## What is required
Return the material below in full and exactly.

-- START --

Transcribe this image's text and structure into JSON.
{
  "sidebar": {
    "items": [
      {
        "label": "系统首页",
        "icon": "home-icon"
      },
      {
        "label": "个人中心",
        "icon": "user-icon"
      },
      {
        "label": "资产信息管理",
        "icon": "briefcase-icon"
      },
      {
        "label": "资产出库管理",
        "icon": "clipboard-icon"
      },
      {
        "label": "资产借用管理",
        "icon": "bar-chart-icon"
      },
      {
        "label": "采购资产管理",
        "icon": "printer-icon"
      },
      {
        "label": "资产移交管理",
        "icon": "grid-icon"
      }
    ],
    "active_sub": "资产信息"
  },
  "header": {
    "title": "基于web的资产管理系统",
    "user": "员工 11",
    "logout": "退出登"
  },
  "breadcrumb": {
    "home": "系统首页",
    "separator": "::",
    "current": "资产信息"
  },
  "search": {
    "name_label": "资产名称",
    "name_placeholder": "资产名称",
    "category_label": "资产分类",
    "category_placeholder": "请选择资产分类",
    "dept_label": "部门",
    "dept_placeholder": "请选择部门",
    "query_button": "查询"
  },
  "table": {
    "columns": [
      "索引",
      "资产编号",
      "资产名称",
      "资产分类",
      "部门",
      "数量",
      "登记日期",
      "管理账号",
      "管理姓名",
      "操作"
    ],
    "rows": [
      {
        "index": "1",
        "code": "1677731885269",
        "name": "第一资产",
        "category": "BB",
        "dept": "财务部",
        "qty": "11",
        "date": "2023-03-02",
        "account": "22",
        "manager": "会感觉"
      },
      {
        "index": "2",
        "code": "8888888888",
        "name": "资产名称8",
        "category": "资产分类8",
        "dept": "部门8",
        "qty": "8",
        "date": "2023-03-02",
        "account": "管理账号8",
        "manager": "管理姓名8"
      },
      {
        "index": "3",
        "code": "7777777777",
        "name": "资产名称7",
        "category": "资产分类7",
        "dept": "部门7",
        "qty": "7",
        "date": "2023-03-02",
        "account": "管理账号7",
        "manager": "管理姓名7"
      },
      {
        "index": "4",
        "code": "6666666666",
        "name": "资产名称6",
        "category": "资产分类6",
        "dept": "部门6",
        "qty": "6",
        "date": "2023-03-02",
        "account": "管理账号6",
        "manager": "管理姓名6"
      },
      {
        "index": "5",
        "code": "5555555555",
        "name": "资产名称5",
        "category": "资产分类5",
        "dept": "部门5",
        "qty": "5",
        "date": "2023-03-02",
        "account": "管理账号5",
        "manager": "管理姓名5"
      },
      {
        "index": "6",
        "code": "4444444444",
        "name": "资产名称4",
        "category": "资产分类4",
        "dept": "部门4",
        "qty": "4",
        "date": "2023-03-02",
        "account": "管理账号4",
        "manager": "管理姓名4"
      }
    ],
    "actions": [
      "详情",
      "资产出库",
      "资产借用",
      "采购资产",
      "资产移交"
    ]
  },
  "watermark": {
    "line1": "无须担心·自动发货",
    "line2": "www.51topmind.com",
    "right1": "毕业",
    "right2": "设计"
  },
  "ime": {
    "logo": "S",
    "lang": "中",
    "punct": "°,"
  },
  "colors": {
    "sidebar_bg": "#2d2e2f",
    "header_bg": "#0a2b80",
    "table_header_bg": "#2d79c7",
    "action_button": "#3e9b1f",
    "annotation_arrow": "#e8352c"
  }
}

-- END --

## Final result
Transcribe this image's text and structure into JSON.
{
  "sidebar": {
    "items": [
      {
        "label": "系统首页",
        "icon": "home-icon"
      },
      {
        "label": "个人中心",
        "icon": "user-icon"
      },
      {
        "label": "资产信息管理",
        "icon": "briefcase-icon"
      },
      {
        "label": "资产出库管理",
        "icon": "clipboard-icon"
      },
      {
        "label": "资产借用管理",
        "icon": "bar-chart-icon"
      },
      {
        "label": "采购资产管理",
        "icon": "printer-icon"
      },
      {
        "label": "资产移交管理",
        "icon": "grid-icon"
      }
    ],
    "active_sub": "资产信息"
  },
  "header": {
    "title": "基于web的资产管理系统",
    "user": "员工 11",
    "logout": "退出登"
  },
  "breadcrumb": {
    "home": "系统首页",
    "separator": "::",
    "current": "资产信息"
  },
  "search": {
    "name_label": "资产名称",
    "name_placeholder": "资产名称",
    "category_label": "资产分类",
    "category_placeholder": "请选择资产分类",
    "dept_label": "部门",
    "dept_placeholder": "请选择部门",
    "query_button": "查询"
  },
  "table": {
    "columns": [
      "索引",
      "资产编号",
      "资产名称",
      "资产分类",
      "部门",
      "数量",
      "登记日期",
      "管理账号",
      "管理姓名",
      "操作"
    ],
    "rows": [
      {
        "index": "1",
        "code": "1677731885269",
        "name": "第一资产",
        "category": "BB",
        "dept": "财务部",
        "qty": "11",
        "date": "2023-03-02",
        "account": "22",
        "manager": "会感觉"
      },
      {
        "index": "2",
        "code": "8888888888",
        "name": "资产名称8",
        "category": "资产分类8",
        "dept": "部门8",
        "qty": "8",
        "date": "2023-03-02",
        "account": "管理账号8",
        "manager": "管理姓名8"
      },
      {
        "index": "3",
        "code": "7777777777",
        "name": "资产名称7",
        "category": "资产分类7",
        "dept": "部门7",
        "qty": "7",
        "date": "2023-03-02",
        "account": "管理账号7",
        "manager": "管理姓名7"
      },
      {
        "index": "4",
        "code": "6666666666",
        "name": "资产名称6",
        "category": "资产分类6",
        "dept": "部门6",
        "qty": "6",
        "date": "2023-03-02",
        "account": "管理账号6",
        "manager": "管理姓名6"
      },
      {
        "index": "5",
        "code": "5555555555",
        "name": "资产名称5",
        "category": "资产分类5",
        "dept": "部门5",
        "qty": "5",
        "date": "2023-03-02",
        "account": "管理账号5",
        "manager": "管理姓名5"
      },
      {
        "index": "6",
        "code": "4444444444",
        "name": "资产名称4",
        "category": "资产分类4",
        "dept": "部门4",
        "qty": "4",
        "date": "2023-03-02",
        "account": "管理账号4",
        "manager": "管理姓名4"
      }
    ],
    "actions": [
      "详情",
      "资产出库",
      "资产借用",
      "采购资产",
      "资产移交"
    ]
  },
  "watermark": {
    "line1": "无须担心·自动发货",
    "line2": "www.51topmind.com",
    "right1": "毕业",
    "right2": "设计"
  },
  "ime": {
    "logo": "S",
    "lang": "中",
    "punct": "°,"
  },
  "colors": {
    "sidebar_bg": "#2d2e2f",
    "header_bg": "#0a2b80",
    "table_header_bg": "#2d79c7",
    "action_button": "#3e9b1f",
    "annotation_arrow": "#e8352c"
  }
}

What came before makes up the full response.